- _Available data_:
________________________________________

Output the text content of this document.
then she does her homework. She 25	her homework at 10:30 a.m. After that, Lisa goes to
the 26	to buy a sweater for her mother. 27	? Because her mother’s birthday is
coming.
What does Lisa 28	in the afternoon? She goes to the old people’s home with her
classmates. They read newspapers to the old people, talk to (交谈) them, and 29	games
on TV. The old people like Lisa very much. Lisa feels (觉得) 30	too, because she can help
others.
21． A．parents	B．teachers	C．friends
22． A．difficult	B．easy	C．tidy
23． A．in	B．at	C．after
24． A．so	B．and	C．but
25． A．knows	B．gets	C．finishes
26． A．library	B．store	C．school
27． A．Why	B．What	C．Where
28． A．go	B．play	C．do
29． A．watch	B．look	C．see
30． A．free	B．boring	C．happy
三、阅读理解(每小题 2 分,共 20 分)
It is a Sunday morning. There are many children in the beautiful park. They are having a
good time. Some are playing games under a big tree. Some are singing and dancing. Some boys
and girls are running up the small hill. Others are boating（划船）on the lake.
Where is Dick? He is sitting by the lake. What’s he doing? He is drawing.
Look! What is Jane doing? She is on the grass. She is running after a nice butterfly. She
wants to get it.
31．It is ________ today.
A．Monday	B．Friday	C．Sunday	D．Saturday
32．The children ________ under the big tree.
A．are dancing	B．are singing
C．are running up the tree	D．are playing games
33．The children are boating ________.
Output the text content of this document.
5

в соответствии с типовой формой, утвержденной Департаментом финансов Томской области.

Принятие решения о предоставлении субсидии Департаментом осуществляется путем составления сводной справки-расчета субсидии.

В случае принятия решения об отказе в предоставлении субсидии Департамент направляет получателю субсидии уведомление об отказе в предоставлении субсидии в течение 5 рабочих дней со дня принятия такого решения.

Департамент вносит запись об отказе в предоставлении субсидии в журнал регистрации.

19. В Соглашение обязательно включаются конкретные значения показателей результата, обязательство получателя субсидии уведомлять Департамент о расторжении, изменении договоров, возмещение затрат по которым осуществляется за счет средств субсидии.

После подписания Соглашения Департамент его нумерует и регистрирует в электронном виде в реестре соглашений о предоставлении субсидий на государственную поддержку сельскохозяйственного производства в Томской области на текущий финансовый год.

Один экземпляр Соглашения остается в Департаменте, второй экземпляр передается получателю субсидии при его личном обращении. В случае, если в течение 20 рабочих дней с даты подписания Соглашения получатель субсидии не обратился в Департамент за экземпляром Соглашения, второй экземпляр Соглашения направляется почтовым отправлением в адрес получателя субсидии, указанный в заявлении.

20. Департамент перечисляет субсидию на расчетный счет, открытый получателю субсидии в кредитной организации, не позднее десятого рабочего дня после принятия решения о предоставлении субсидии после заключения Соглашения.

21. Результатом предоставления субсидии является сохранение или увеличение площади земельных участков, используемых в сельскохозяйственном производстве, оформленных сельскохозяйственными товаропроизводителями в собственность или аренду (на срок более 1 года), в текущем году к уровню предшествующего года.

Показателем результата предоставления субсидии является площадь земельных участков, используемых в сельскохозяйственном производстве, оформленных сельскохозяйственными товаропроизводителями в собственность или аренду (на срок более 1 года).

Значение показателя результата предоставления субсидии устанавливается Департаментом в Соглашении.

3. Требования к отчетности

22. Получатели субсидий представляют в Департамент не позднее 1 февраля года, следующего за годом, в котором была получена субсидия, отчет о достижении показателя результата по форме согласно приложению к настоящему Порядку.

________________________________________

- _What to work on_:
Look through the entries and work out how many lines have the word "dancing" in them; reply with that number only.

- _Written answer_:
2